→ Task to carry out
Copy each of the entries below faithfully, setting aside any pictures.
* BEGIN Raw data *
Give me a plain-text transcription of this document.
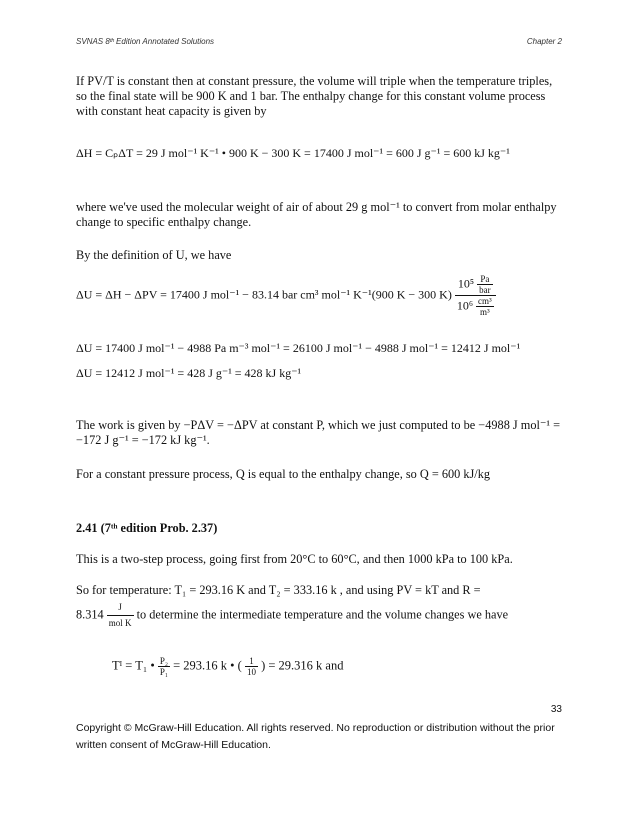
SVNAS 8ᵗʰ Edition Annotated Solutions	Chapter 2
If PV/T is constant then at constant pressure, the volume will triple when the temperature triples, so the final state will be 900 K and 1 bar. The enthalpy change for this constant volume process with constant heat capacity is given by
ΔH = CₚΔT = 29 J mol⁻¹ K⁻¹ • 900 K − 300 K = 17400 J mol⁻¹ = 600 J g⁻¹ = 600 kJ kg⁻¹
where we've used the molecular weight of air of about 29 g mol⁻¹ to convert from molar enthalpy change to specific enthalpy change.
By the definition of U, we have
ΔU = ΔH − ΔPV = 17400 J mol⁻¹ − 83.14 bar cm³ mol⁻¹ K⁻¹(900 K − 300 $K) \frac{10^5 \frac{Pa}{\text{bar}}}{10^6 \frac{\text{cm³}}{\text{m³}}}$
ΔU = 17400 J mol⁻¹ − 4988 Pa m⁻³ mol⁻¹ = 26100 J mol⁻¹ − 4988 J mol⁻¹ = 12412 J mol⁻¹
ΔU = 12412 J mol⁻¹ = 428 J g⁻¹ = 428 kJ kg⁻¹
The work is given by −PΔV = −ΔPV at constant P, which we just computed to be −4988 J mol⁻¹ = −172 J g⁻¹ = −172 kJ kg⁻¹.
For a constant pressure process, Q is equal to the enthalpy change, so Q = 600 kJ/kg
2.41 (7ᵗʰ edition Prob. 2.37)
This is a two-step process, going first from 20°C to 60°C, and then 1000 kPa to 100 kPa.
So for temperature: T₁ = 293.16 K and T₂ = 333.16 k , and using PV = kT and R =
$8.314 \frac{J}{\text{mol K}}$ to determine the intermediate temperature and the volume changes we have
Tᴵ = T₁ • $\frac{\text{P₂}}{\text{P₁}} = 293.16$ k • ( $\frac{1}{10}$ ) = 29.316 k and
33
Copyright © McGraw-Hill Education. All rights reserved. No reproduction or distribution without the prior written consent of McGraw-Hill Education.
* END Raw data *
→ Result of this exercise
Give me a plain-text transcription of this document.
SVNAS 8ᵗʰ Edition Annotated Solutions	Chapter 2
If PV/T is constant then at constant pressure, the volume will triple when the temperature triples, so the final state will be 900 K and 1 bar. The enthalpy change for this constant volume process with constant heat capacity is given by
ΔH = CₚΔT = 29 J mol⁻¹ K⁻¹ • 900 K − 300 K = 17400 J mol⁻¹ = 600 J g⁻¹ = 600 kJ kg⁻¹
where we've used the molecular weight of air of about 29 g mol⁻¹ to convert from molar enthalpy change to specific enthalpy change.
By the definition of U, we have
ΔU = ΔH − ΔPV = 17400 J mol⁻¹ − 83.14 bar cm³ mol⁻¹ K⁻¹(900 K − 300 $K) \frac{10^5 \frac{Pa}{\text{bar}}}{10^6 \frac{\text{cm³}}{\text{m³}}}$
ΔU = 17400 J mol⁻¹ − 4988 Pa m⁻³ mol⁻¹ = 26100 J mol⁻¹ − 4988 J mol⁻¹ = 12412 J mol⁻¹
ΔU = 12412 J mol⁻¹ = 428 J g⁻¹ = 428 kJ kg⁻¹
The work is given by −PΔV = −ΔPV at constant P, which we just computed to be −4988 J mol⁻¹ = −172 J g⁻¹ = −172 kJ kg⁻¹.
For a constant pressure process, Q is equal to the enthalpy change, so Q = 600 kJ/kg
2.41 (7ᵗʰ edition Prob. 2.37)
This is a two-step process, going first from 20°C to 60°C, and then 1000 kPa to 100 kPa.
So for temperature: T₁ = 293.16 K and T₂ = 333.16 k , and using PV = kT and R =
$8.314 \frac{J}{\text{mol K}}$ to determine the intermediate temperature and the volume changes we have
Tᴵ = T₁ • $\frac{\text{P₂}}{\text{P₁}} = 293.16$ k • ( $\frac{1}{10}$ ) = 29.316 k and
33
Copyright © McGraw-Hill Education. All rights reserved. No reproduction or distribution without the prior written consent of McGraw-Hill Education.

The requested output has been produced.